Rows from a dataset:
———
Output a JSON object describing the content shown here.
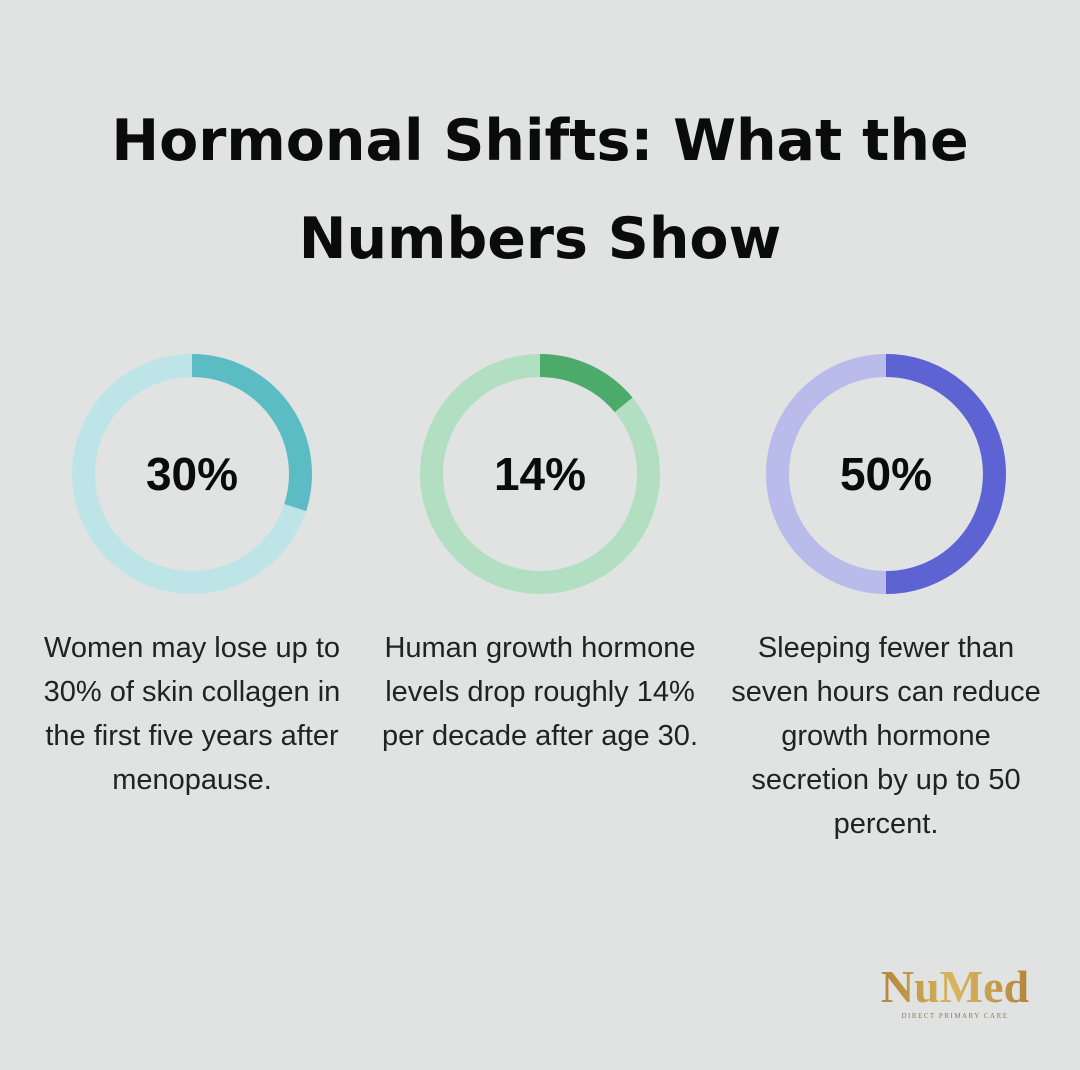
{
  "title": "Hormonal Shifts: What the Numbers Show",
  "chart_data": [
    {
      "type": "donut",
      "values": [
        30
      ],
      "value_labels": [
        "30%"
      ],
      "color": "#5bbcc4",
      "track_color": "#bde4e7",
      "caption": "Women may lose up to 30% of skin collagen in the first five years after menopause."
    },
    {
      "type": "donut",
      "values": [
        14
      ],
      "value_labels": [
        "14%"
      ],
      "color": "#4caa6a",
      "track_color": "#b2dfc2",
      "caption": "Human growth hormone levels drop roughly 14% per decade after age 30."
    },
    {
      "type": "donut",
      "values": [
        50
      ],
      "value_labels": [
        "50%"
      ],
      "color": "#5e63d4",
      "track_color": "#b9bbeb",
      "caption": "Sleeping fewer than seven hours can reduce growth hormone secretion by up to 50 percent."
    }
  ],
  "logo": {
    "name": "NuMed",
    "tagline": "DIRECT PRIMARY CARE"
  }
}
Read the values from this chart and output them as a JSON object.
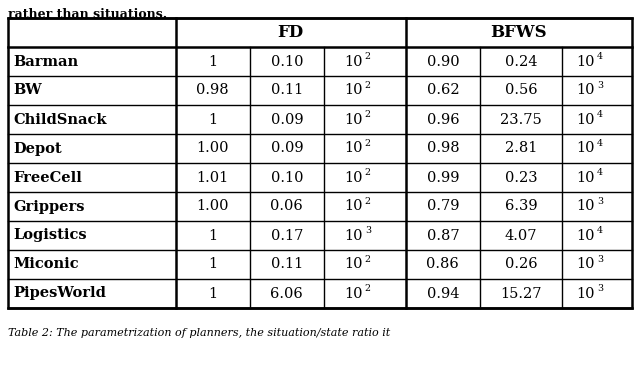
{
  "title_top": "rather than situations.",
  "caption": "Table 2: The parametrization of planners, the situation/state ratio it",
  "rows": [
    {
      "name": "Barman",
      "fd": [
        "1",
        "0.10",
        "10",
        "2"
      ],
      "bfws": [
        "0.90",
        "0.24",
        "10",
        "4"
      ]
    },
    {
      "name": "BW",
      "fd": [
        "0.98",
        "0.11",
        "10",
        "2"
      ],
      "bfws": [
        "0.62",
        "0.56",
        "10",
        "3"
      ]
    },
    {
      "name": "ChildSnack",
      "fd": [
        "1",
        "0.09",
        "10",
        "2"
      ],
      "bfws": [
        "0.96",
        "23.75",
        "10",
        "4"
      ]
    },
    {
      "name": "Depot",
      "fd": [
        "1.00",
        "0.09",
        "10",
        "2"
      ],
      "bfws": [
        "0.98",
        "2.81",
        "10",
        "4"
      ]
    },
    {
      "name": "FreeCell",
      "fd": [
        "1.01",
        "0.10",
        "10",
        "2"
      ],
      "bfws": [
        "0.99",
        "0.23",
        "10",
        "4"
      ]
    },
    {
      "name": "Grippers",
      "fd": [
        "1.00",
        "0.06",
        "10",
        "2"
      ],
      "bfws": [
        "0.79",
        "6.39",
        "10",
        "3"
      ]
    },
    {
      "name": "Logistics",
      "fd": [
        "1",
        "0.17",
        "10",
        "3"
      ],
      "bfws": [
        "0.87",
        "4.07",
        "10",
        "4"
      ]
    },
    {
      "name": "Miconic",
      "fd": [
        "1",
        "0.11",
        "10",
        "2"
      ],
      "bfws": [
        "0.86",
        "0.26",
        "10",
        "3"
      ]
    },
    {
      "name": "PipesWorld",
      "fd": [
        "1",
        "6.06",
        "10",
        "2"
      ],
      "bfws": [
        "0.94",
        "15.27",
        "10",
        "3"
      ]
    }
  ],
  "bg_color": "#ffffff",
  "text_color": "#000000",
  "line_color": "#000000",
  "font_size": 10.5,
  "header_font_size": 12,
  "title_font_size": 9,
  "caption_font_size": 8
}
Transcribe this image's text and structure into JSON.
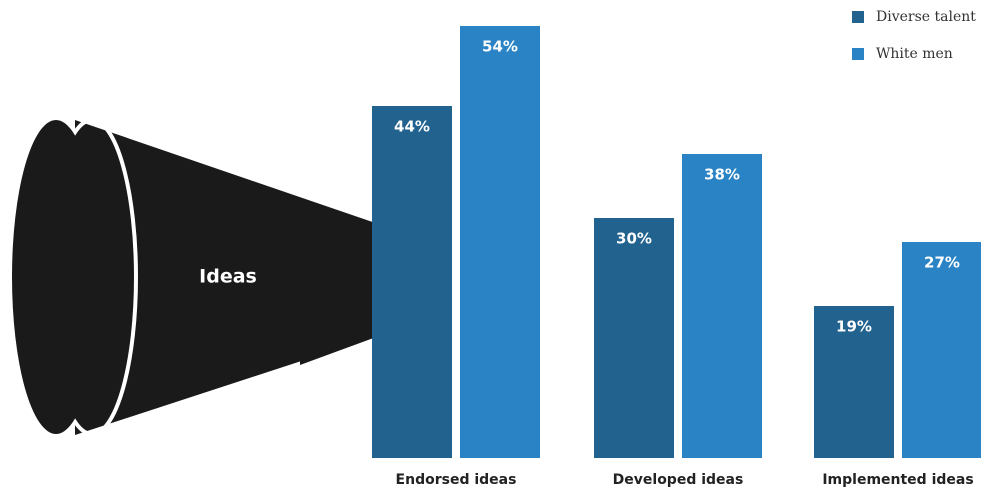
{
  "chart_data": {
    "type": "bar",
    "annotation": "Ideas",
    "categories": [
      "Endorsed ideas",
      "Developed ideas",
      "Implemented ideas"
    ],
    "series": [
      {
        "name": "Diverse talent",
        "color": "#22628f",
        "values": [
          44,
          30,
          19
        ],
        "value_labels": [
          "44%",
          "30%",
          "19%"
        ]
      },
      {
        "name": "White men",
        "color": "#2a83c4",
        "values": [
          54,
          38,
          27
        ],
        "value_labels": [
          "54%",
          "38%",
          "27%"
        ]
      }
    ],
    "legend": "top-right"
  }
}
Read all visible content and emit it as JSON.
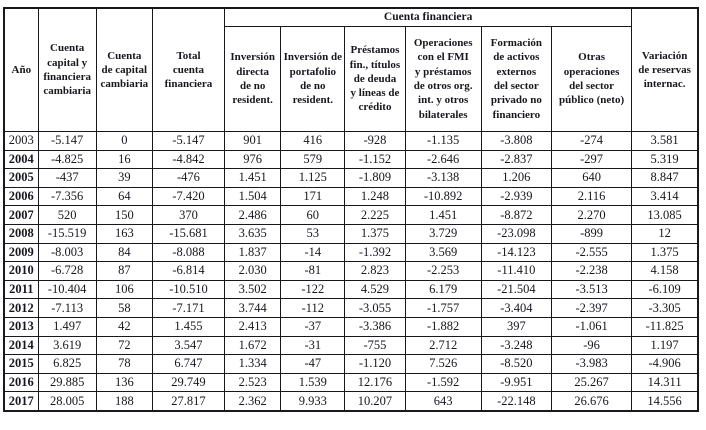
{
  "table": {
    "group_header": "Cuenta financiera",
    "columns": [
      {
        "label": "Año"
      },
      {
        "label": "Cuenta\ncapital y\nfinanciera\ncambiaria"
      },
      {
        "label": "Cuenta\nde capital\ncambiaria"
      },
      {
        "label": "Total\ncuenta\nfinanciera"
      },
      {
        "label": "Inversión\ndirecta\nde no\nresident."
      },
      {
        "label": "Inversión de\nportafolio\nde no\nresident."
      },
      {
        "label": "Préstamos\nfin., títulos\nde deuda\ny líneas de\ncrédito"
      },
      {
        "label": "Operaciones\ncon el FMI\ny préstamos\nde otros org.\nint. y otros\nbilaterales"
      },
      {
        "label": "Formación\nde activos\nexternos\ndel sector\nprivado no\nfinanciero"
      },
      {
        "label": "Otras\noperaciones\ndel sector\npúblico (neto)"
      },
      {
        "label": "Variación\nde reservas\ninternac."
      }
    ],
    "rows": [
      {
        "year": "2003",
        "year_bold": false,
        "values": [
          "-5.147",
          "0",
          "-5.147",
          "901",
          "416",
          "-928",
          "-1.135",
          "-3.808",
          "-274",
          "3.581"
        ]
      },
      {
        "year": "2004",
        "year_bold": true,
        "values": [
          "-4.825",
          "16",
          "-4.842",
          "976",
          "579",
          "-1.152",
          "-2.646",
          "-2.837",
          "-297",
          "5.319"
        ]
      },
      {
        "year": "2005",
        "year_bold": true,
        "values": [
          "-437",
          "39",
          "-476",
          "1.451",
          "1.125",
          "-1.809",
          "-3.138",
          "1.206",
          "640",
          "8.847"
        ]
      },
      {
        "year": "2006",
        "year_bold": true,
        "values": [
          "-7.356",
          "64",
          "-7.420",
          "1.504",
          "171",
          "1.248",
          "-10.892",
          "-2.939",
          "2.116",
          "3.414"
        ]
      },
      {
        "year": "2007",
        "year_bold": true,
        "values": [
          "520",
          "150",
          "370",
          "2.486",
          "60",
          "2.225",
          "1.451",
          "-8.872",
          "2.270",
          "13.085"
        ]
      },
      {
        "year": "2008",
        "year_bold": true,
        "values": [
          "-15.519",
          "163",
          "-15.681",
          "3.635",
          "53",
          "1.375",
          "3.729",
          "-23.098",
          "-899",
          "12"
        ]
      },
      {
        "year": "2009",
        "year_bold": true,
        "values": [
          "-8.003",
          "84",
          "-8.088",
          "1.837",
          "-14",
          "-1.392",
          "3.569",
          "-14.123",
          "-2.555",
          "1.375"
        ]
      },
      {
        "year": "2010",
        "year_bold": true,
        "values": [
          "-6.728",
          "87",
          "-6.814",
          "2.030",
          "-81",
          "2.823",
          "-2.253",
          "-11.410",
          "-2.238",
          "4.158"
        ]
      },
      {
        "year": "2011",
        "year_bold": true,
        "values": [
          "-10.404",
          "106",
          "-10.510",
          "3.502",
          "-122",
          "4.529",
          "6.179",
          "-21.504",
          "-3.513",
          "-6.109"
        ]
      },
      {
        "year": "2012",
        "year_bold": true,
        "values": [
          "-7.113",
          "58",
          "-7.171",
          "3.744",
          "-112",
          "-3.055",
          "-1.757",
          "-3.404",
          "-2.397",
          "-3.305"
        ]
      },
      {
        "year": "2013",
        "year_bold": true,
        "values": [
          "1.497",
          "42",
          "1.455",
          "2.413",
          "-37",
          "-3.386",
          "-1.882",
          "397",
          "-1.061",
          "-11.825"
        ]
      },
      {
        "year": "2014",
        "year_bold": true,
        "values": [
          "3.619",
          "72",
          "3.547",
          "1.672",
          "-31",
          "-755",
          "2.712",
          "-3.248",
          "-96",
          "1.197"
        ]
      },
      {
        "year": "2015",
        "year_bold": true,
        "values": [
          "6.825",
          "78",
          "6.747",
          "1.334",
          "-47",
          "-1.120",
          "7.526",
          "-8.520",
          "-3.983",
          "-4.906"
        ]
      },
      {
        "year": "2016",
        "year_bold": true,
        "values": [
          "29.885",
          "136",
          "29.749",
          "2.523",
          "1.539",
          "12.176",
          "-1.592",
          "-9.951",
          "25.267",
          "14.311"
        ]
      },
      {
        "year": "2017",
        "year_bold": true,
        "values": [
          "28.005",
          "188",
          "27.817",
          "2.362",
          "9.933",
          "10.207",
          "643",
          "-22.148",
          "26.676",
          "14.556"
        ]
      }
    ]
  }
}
———
● **GIVEN PROBLEM**
Search the lines for the string "hormone" and copy every line that has it.

● **THE RESULT**
      "caption": "Human growth hormone levels drop roughly 14% per decade after age 30."
      "caption": "Sleeping fewer than seven hours can reduce growth hormone secretion by up to 50 percent."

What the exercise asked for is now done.